##### Selected excerpt

First, do a soil test before you buy or open new land. Determine what the pH is, as well as the soil texture and fertility availability for macro and micro nutrients.

2. Amend & Adjust

Then, you can easily amend for nutrient availability, and adjust the pH slightly to bring it into an ideal range. 

A great way to do this is with composted manure, cover crops, composts and micro-nutrient blends.

3. Work with Your Soil  

It is best not to fight your pH. If you have very acidic soil, then use that land to grow crops that are suitable to that pH. Otherwise you will amend it forever and never really win the battle. 

Grow what your land wants to grow, not what you decide it should grow.  If you have your heart set on growing certain crops, then find land with suitable soil.

It’s way easier than trying to force random land and soil to be what it is not.


Read more: What is healthy soil? Knowing the answer is key to growing well.


Other Factors in the First Stage of Soil Fertility Management

The first stage of soil fertility management occurs when we open new ground for the first time. This stage offers a few opportunities that I recommend growers take advantage of! 

Use Manure (but Plan Ahead)

First, I advice you apply a less expensive and much more fertile manure. But know that you’ll be working with ground that won’t grow any vegetables for at least 365 days. This meets the wait time needed for regulations between spreading manure and growing food. 

Also, if you bring in weed seeds (which is likely) on fresh manure (or even one- to two-year-old manure), then you will also have ample time to cultivate or cover crop the area.

This will remove weeds before forming garden beds in stage two.  

Manure is rich in nutrients, many of which are soluble and plant-available. Not so with many dry compost mixes that are lower in nitrogen, with more mineral nutrients mixed in. These soluble nutrients can be put to good use in stage one by activating decomposition rates of the new sod or field plants that have been plowed under.

##########

* Exercise requirements *
Continue the soil fertility guide above, picking up right after its last sentence.

##### Data rows

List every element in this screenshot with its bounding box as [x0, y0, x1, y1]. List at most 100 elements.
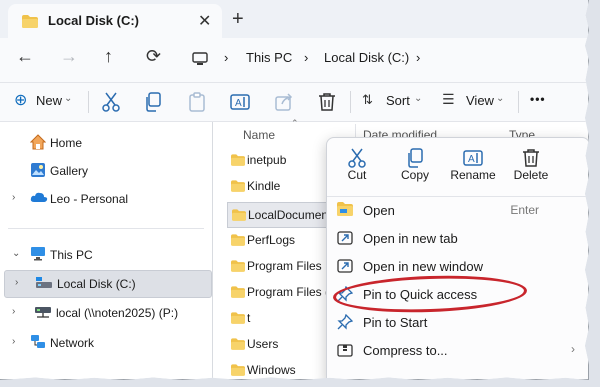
- context-cut-label: Cut: [347, 168, 367, 182]
- context-rename-button[interactable]: A Rename: [443, 148, 503, 182]
- file-row[interactable]: Program Files (x: [227, 280, 337, 304]
- context-pin-quick-access[interactable]: Pin to Quick access: [327, 272, 588, 316]
- chevron-down-icon[interactable]: ⌄: [12, 248, 20, 259]
- context-compress[interactable]: Compress to... ›: [327, 336, 588, 364]
- rename-icon[interactable]: A: [230, 92, 250, 112]
- cut-icon[interactable]: [102, 92, 120, 112]
- folder-icon: [22, 15, 38, 28]
- forward-button[interactable]: →: [60, 46, 78, 67]
- file-row[interactable]: PerfLogs: [227, 228, 337, 252]
- context-delete-button[interactable]: Delete: [501, 148, 561, 182]
- folder-icon: [231, 364, 245, 376]
- breadcrumb-this-pc[interactable]: This PC: [246, 50, 292, 65]
- delete-icon[interactable]: [318, 92, 336, 112]
- context-open-new-tab[interactable]: Open in new tab: [327, 224, 588, 252]
- context-delete-label: Delete: [513, 168, 549, 182]
- chevron-right-icon[interactable]: ›: [15, 277, 18, 288]
- pin-start-icon: [337, 314, 353, 330]
- file-row[interactable]: Users: [227, 332, 337, 356]
- context-menu: Cut Copy A Rename Delete Open Enter Open…: [326, 137, 588, 379]
- breadcrumb-local-disk[interactable]: Local Disk (C:): [324, 50, 409, 65]
- tab-strip: Local Disk (C:) ✕ +: [0, 0, 588, 38]
- back-button[interactable]: ←: [16, 46, 34, 67]
- context-open-label: Open: [363, 203, 395, 218]
- navigation-bar: ← → ↑ ⟳ › This PC › Local Disk (C:) ›: [0, 38, 588, 83]
- sort-icon: ⇅: [362, 92, 373, 107]
- tab-local-disk[interactable]: Local Disk (C:) ✕: [8, 4, 222, 38]
- sort-button[interactable]: ⇅ Sort ⌄: [362, 91, 424, 113]
- sidebar-item-label: Local Disk (C:): [57, 277, 136, 291]
- compress-icon: [337, 344, 353, 357]
- sidebar-item-label: This PC: [50, 248, 93, 262]
- network-drive-icon: [35, 307, 51, 318]
- sidebar-item-home[interactable]: Home: [0, 130, 212, 156]
- chevron-right-icon[interactable]: ›: [12, 192, 15, 203]
- folder-icon: [231, 234, 245, 246]
- sidebar-item-local-disk[interactable]: › Local Disk (C:): [4, 270, 212, 298]
- context-rename-label: Rename: [450, 168, 496, 182]
- home-icon: [30, 134, 46, 150]
- paste-icon[interactable]: [188, 92, 206, 112]
- chevron-right-icon[interactable]: ›: [12, 306, 15, 317]
- folder-icon: [231, 338, 245, 350]
- explorer-window: Local Disk (C:) ✕ + ← → ↑ ⟳ › This PC › …: [0, 0, 589, 380]
- new-button[interactable]: ⊕ New ⌄: [14, 91, 76, 113]
- file-row[interactable]: inetpub: [227, 148, 337, 172]
- navigation-pane: Home Gallery › Leo - Personal ⌄ This PC …: [0, 122, 212, 379]
- folder-icon: [231, 260, 245, 272]
- file-name: inetpub: [247, 153, 287, 167]
- context-open[interactable]: Open Enter: [327, 196, 588, 224]
- copy-icon[interactable]: [144, 92, 162, 112]
- more-options-button[interactable]: •••: [530, 92, 546, 106]
- share-icon[interactable]: [274, 92, 294, 112]
- file-name: Windows: [247, 363, 296, 377]
- context-cut-button[interactable]: Cut: [327, 148, 387, 182]
- context-pin-start-label: Pin to Start: [363, 315, 428, 330]
- sidebar-item-onedrive[interactable]: › Leo - Personal: [0, 186, 212, 212]
- sidebar-item-gallery[interactable]: Gallery: [0, 158, 212, 184]
- sidebar-item-label: Leo - Personal: [50, 192, 129, 206]
- file-row[interactable]: LocalDocuments: [227, 202, 337, 228]
- folder-icon: [231, 312, 245, 324]
- pc-icon: [31, 247, 45, 261]
- delete-icon: [523, 149, 539, 167]
- new-window-icon: [337, 259, 353, 273]
- view-label: View: [466, 93, 494, 108]
- sidebar-item-label: Gallery: [50, 164, 89, 178]
- monitor-icon: [192, 52, 208, 65]
- file-name: PerfLogs: [247, 233, 296, 247]
- command-bar: ⊕ New ⌄ A ⇅ Sort ⌄ ☰ View ⌄ •••: [0, 83, 588, 122]
- chevron-down-icon: ⌄: [414, 93, 423, 104]
- file-name: t: [247, 311, 251, 325]
- close-tab-icon[interactable]: ✕: [198, 11, 211, 31]
- context-pin-start[interactable]: Pin to Start: [327, 308, 588, 336]
- address-separator: ›: [416, 50, 421, 65]
- sidebar-item-this-pc[interactable]: ⌄ This PC: [0, 242, 212, 268]
- file-row[interactable]: Windows: [227, 358, 337, 379]
- column-header-name[interactable]: Name: [243, 128, 275, 142]
- chevron-down-icon: ⌄: [64, 93, 73, 104]
- cut-icon: [348, 148, 366, 168]
- rename-icon: A: [463, 150, 483, 166]
- file-row[interactable]: Kindle: [227, 174, 337, 198]
- sort-label: Sort: [386, 93, 410, 108]
- chevron-right-icon[interactable]: ›: [12, 336, 15, 347]
- file-row[interactable]: Program Files: [227, 254, 337, 278]
- cloud-icon: [30, 192, 48, 202]
- address-bar[interactable]: › This PC › Local Disk (C:) ›: [182, 44, 588, 74]
- network-icon: [31, 335, 45, 348]
- new-tab-button[interactable]: +: [232, 8, 244, 31]
- sidebar-item-network-drive[interactable]: › local (\\noten2025) (P:): [0, 300, 212, 326]
- file-row[interactable]: t: [227, 306, 337, 330]
- sidebar-item-network[interactable]: › Network: [0, 330, 212, 356]
- folder-icon: [232, 209, 246, 221]
- file-name: Program Files (x: [247, 285, 336, 299]
- divider: [8, 228, 204, 229]
- chevron-right-icon: ›: [571, 342, 575, 356]
- up-button[interactable]: ↑: [104, 46, 113, 67]
- view-button[interactable]: ☰ View ⌄: [442, 91, 510, 113]
- file-name: Kindle: [247, 179, 281, 193]
- gallery-icon: [31, 163, 45, 177]
- context-copy-button[interactable]: Copy: [385, 148, 445, 182]
- refresh-button[interactable]: ⟳: [146, 46, 161, 67]
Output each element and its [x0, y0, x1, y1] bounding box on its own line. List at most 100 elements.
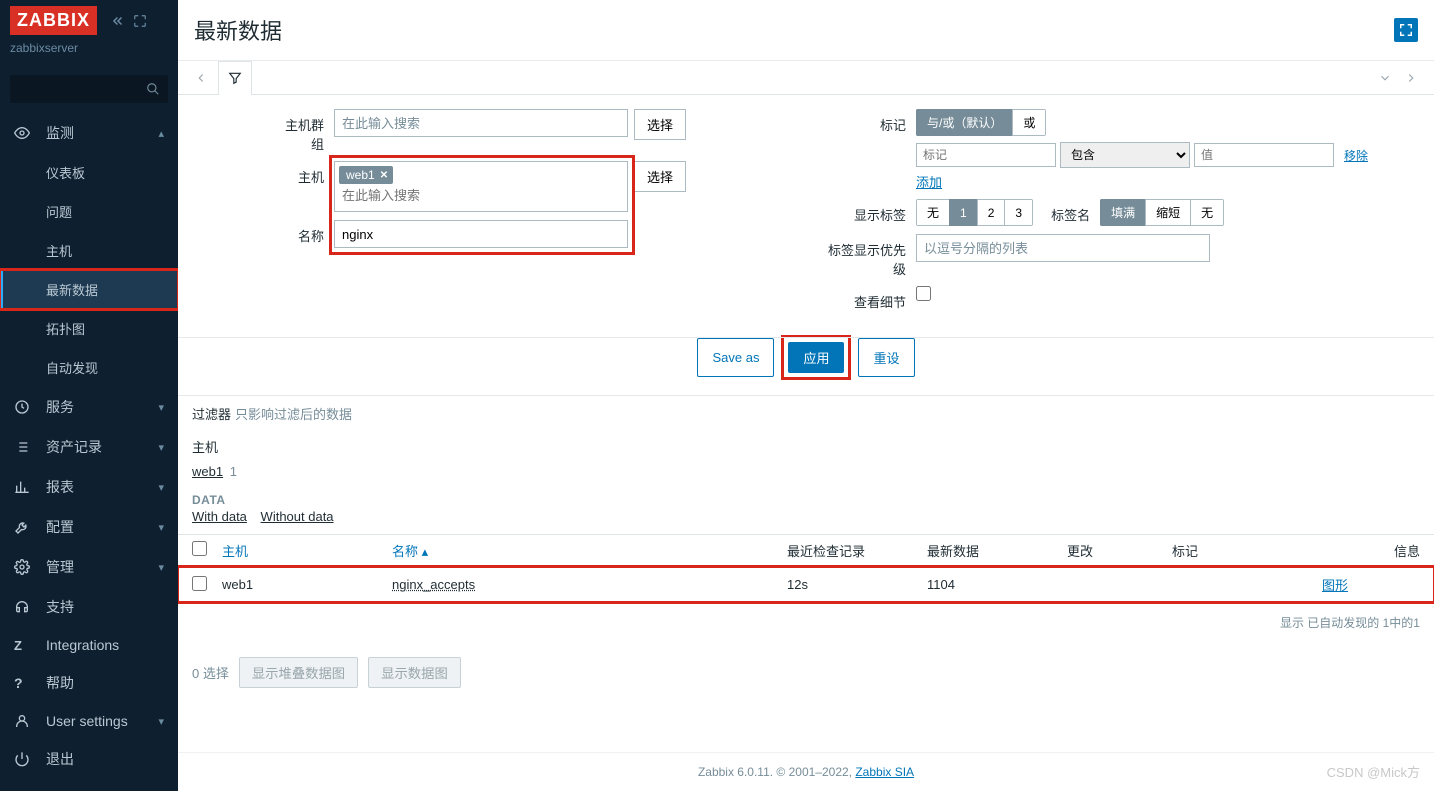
submenu-maps[interactable]: 拓扑图 [0, 309, 178, 348]
cell-item-name[interactable]: nginx_accepts [392, 577, 475, 592]
footer-integrations[interactable]: Z Integrations [0, 627, 178, 663]
host-select-button[interactable]: 选择 [634, 161, 686, 192]
data-section-head: DATA [178, 487, 1434, 509]
submenu-problems[interactable]: 问题 [0, 192, 178, 231]
col-host[interactable]: 主机 [222, 541, 392, 560]
clock-icon [14, 399, 36, 415]
tag-match-select[interactable]: 包含 [1060, 142, 1190, 168]
tag-value-input[interactable] [1194, 143, 1334, 167]
user-icon [14, 713, 36, 729]
select-all-checkbox[interactable] [192, 541, 207, 556]
host-label: 主机 [276, 161, 334, 186]
showtags-none[interactable]: 无 [916, 199, 950, 226]
submenu-discovery[interactable]: 自动发现 [0, 348, 178, 387]
footer-help[interactable]: ? 帮助 [0, 663, 178, 703]
host-tag-label: web1 [346, 168, 375, 182]
table-header: 主机 名称 ▴ 最近检查记录 最新数据 更改 标记 信息 [178, 534, 1434, 567]
footer-logout[interactable]: 退出 [0, 739, 178, 779]
search-input[interactable] [10, 75, 168, 103]
save-as-button[interactable]: Save as [697, 338, 774, 377]
hostgroup-input[interactable] [334, 109, 628, 137]
wrench-icon [14, 519, 36, 535]
submenu-dashboard[interactable]: 仪表板 [0, 153, 178, 192]
eye-icon [14, 125, 36, 141]
hostgroup-select-button[interactable]: 选择 [634, 109, 686, 140]
page-footer: Zabbix 6.0.11. © 2001–2022, Zabbix SIA [178, 752, 1434, 791]
submenu-latest-data[interactable]: 最新数据 [0, 270, 178, 309]
name-input[interactable] [334, 220, 628, 248]
tagname-label: 标签名 [1033, 199, 1100, 224]
tab-prev-icon[interactable] [188, 71, 214, 85]
main-content: 最新数据 主机群组 选择 [178, 0, 1434, 791]
host-input[interactable] [339, 184, 623, 207]
apply-button[interactable]: 应用 [788, 342, 844, 373]
col-name[interactable]: 名称 ▴ [392, 541, 787, 560]
showtags-1[interactable]: 1 [949, 199, 978, 226]
tag-key-input[interactable] [916, 143, 1056, 167]
showtags-group[interactable]: 无 1 2 3 [916, 199, 1033, 226]
menu-item-services[interactable]: 服务 ▾ [0, 387, 178, 427]
chevron-down-icon: ▾ [158, 441, 164, 454]
table-row: web1 nginx_accepts 12s 1104 图形 [178, 567, 1434, 602]
showtags-3[interactable]: 3 [1004, 199, 1033, 226]
menu-label: 资产记录 [46, 437, 102, 457]
details-checkbox[interactable] [916, 286, 931, 301]
menu-label: User settings [46, 713, 128, 729]
tagname-short[interactable]: 缩短 [1145, 199, 1191, 226]
search-icon[interactable] [138, 82, 168, 96]
showtags-2[interactable]: 2 [977, 199, 1006, 226]
list-icon [14, 439, 36, 455]
showtags-label: 显示标签 [816, 199, 916, 224]
kiosk-button[interactable] [1394, 18, 1418, 42]
server-name: zabbixserver [10, 41, 168, 55]
tag-operator-group[interactable]: 与/或（默认） 或 [916, 109, 1046, 136]
tag-add-link[interactable]: 添加 [916, 172, 942, 191]
tag-remove-link[interactable]: 移除 [1344, 147, 1368, 164]
tab-next-icon[interactable] [1398, 71, 1424, 85]
chevron-down-icon: ▾ [158, 561, 164, 574]
fullscreen-small-icon[interactable] [133, 14, 147, 28]
tagname-group[interactable]: 填满 缩短 无 [1100, 199, 1224, 226]
menu-item-administration[interactable]: 管理 ▾ [0, 547, 178, 587]
chevron-down-icon: ▾ [158, 401, 164, 414]
zabbix-sia-link[interactable]: Zabbix SIA [855, 765, 914, 779]
submenu-hosts[interactable]: 主机 [0, 231, 178, 270]
host-tag[interactable]: web1 ✕ [339, 166, 393, 184]
filter-tab[interactable] [218, 61, 252, 95]
menu-label: Integrations [46, 637, 119, 653]
sidebar: ZABBIX zabbixserver 监测 ▴ 仪表板 [0, 0, 178, 791]
without-data-link[interactable]: Without data [261, 509, 334, 524]
chevron-down-icon: ▾ [158, 481, 164, 494]
question-icon: ? [14, 675, 36, 691]
tagname-full[interactable]: 填满 [1100, 199, 1146, 226]
footer-support[interactable]: 支持 [0, 587, 178, 627]
cell-host: web1 [222, 577, 392, 592]
logo: ZABBIX [10, 6, 97, 35]
host-multiselect[interactable]: web1 ✕ [334, 161, 628, 212]
menu-item-monitoring[interactable]: 监测 ▴ [0, 113, 178, 153]
menu-item-reports[interactable]: 报表 ▾ [0, 467, 178, 507]
footer-user-settings[interactable]: User settings ▾ [0, 703, 178, 739]
tagname-none[interactable]: 无 [1190, 199, 1224, 226]
menu-label: 报表 [46, 477, 74, 497]
row-checkbox[interactable] [192, 576, 207, 591]
watermark: CSDN @Mick方 [1327, 762, 1420, 781]
tag-op-or[interactable]: 或 [1012, 109, 1046, 136]
chevron-up-icon: ▴ [158, 127, 164, 140]
collapse-icon[interactable] [111, 14, 125, 28]
host-filter-link[interactable]: web1 [192, 464, 223, 479]
reset-button[interactable]: 重设 [858, 338, 914, 377]
selection-count: 0 选择 [192, 663, 229, 682]
tab-collapse-icon[interactable] [1372, 71, 1398, 85]
graph-link[interactable]: 图形 [1322, 578, 1348, 593]
filter-result-label: 过滤器 [192, 404, 231, 423]
tagprio-input[interactable] [916, 234, 1210, 262]
with-data-link[interactable]: With data [192, 509, 247, 524]
menu-label: 监测 [46, 123, 74, 143]
menu-item-configuration[interactable]: 配置 ▾ [0, 507, 178, 547]
tag-op-andor[interactable]: 与/或（默认） [916, 109, 1013, 136]
menu-item-inventory[interactable]: 资产记录 ▾ [0, 427, 178, 467]
remove-tag-icon[interactable]: ✕ [380, 170, 388, 181]
cell-lastcheck: 12s [787, 577, 927, 592]
filter-result-note: 只影响过滤后的数据 [235, 404, 352, 423]
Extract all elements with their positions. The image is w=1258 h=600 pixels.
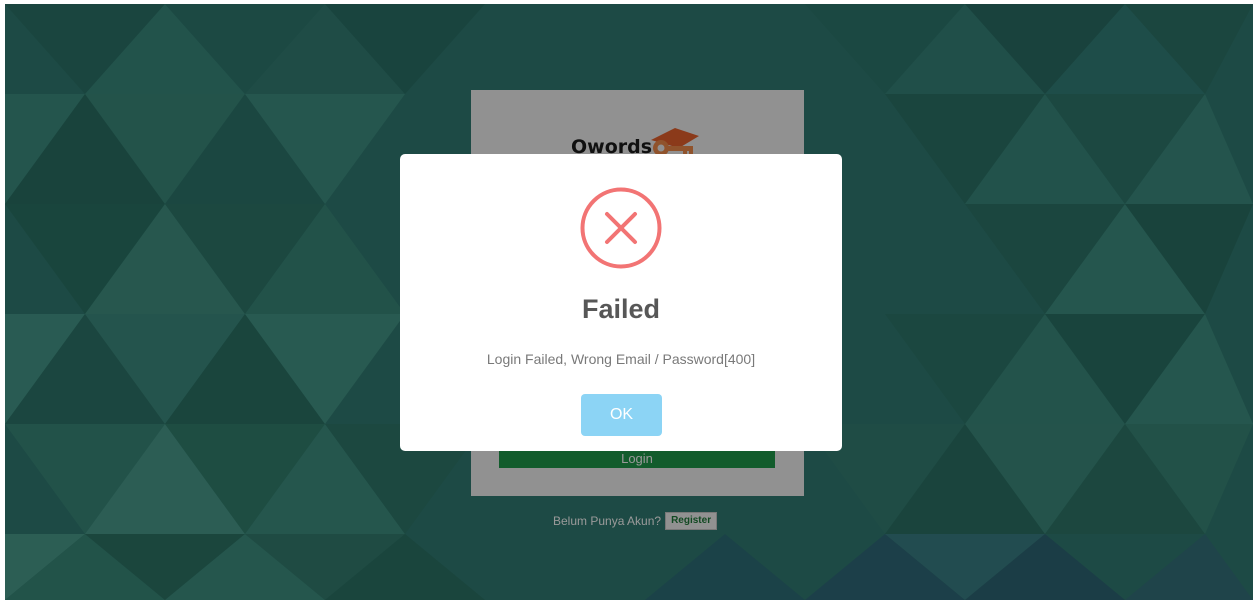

##########

* Output for this task *
Now’s the Time to Cover Crop

Adding cover crops will smother the weeds, as well as actively uptake nutrients available in the manure. In turn, this “fixes” the nutrients as cover crop roots, stem and leaves. The process can contribute a lot to the newly forming soil organic matter. 

This conversion is highly beneficial. The organic matter is a great long-term source of nutrients that are stable—they won’t be lost to the atmosphere, leached into ground water, or eroded in heavy rain. Organic matter is also easily converted into soluble nutrients available in the soil water solution. 


Read more: Cover crops help build healthy soil, and they protect it against serious threats.


It’s All About Holding & Releasing Nutrients

The increased micro surface area of well-formed soil aggregates with good amounts of organic matter contributes greatly to the soil Cation exchange capacity. What’s that? Basically, it defines how well soil can hold onto many different nutrients (calcium, potassium, phosphorous, iron, nitrogen, zinc, etc.) and then release them into the soil water for plant to use.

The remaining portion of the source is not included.